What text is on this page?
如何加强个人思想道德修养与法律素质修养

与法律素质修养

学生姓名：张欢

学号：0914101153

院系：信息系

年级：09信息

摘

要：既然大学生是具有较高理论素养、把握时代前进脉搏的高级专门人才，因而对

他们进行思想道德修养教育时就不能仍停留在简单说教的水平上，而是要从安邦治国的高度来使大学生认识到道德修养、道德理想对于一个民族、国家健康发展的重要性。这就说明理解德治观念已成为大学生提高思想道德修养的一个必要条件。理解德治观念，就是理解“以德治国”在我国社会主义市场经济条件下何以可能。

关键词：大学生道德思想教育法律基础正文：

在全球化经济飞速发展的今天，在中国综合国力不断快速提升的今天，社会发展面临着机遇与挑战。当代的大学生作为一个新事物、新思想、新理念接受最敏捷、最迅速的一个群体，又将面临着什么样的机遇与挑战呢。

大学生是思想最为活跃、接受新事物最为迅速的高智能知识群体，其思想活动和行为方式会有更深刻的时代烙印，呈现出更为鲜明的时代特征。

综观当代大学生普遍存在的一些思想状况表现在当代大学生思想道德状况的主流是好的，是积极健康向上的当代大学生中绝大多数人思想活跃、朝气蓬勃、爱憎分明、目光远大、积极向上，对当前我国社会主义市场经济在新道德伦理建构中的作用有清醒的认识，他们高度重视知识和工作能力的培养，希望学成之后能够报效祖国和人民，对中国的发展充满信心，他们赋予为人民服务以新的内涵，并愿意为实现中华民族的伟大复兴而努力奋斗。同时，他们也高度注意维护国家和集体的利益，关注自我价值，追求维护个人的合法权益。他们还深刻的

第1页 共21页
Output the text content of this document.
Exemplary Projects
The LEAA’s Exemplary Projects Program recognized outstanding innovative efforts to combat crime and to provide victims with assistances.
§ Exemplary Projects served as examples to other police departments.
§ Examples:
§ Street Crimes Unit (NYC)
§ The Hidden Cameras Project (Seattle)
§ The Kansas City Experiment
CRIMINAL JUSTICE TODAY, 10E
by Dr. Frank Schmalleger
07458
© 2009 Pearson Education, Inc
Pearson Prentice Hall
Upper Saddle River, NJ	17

==*==

(Objective) Check each line of the records above for the string "Projects", and report every line that has it.

(Correct response)
Exemplary Projects
The LEAA’s Exemplary Projects Program recognized outstanding innovative efforts to combat crime and to provide victims with assistances.
§ Exemplary Projects served as examples to other police departments.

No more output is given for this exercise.